→ **Requirements**
Print all records exactly, leaving nothing out.

→ **Input data**
==================================================
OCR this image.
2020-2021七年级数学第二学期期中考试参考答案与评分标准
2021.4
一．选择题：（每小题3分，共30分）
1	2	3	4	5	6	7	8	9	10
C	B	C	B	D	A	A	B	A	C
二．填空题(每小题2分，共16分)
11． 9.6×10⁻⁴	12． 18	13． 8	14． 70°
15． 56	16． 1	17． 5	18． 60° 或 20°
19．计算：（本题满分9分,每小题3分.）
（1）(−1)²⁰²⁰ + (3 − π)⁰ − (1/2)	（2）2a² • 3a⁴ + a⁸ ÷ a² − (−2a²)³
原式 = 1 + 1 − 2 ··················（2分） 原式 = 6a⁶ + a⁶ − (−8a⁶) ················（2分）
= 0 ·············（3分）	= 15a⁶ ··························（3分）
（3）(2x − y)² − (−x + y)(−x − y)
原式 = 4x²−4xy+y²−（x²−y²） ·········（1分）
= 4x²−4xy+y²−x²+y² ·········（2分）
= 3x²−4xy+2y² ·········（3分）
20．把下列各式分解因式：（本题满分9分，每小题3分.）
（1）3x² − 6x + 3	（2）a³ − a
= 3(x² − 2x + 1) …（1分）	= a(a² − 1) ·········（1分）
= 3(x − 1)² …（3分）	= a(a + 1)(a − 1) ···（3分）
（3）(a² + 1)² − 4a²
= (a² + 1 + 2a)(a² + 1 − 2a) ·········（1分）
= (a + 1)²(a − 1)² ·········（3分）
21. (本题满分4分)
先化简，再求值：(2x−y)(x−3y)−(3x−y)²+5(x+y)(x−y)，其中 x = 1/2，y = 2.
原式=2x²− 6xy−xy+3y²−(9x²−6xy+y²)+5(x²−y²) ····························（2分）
==================================================
→ **The output**
OCR this image.
2020-2021七年级数学第二学期期中考试参考答案与评分标准
2021.4
一．选择题：（每小题3分，共30分）
1	2	3	4	5	6	7	8	9	10
C	B	C	B	D	A	A	B	A	C
二．填空题(每小题2分，共16分)
11． 9.6×10⁻⁴	12． 18	13． 8	14． 70°
15． 56	16． 1	17． 5	18． 60° 或 20°
19．计算：（本题满分9分,每小题3分.）
（1）(−1)²⁰²⁰ + (3 − π)⁰ − (1/2)	（2）2a² • 3a⁴ + a⁸ ÷ a² − (−2a²)³
原式 = 1 + 1 − 2 ··················（2分） 原式 = 6a⁶ + a⁶ − (−8a⁶) ················（2分）
= 0 ·············（3分）	= 15a⁶ ··························（3分）
（3）(2x − y)² − (−x + y)(−x − y)
原式 = 4x²−4xy+y²−（x²−y²） ·········（1分）
= 4x²−4xy+y²−x²+y² ·········（2分）
= 3x²−4xy+2y² ·········（3分）
20．把下列各式分解因式：（本题满分9分，每小题3分.）
（1）3x² − 6x + 3	（2）a³ − a
= 3(x² − 2x + 1) …（1分）	= a(a² − 1) ·········（1分）
= 3(x − 1)² …（3分）	= a(a + 1)(a − 1) ···（3分）
（3）(a² + 1)² − 4a²
= (a² + 1 + 2a)(a² + 1 − 2a) ·········（1分）
= (a + 1)²(a − 1)² ·········（3分）
21. (本题满分4分)
先化简，再求值：(2x−y)(x−3y)−(3x−y)²+5(x+y)(x−y)，其中 x = 1/2，y = 2.
原式=2x²− 6xy−xy+3y²−(9x²−6xy+y²)+5(x²−y²) ····························（2分）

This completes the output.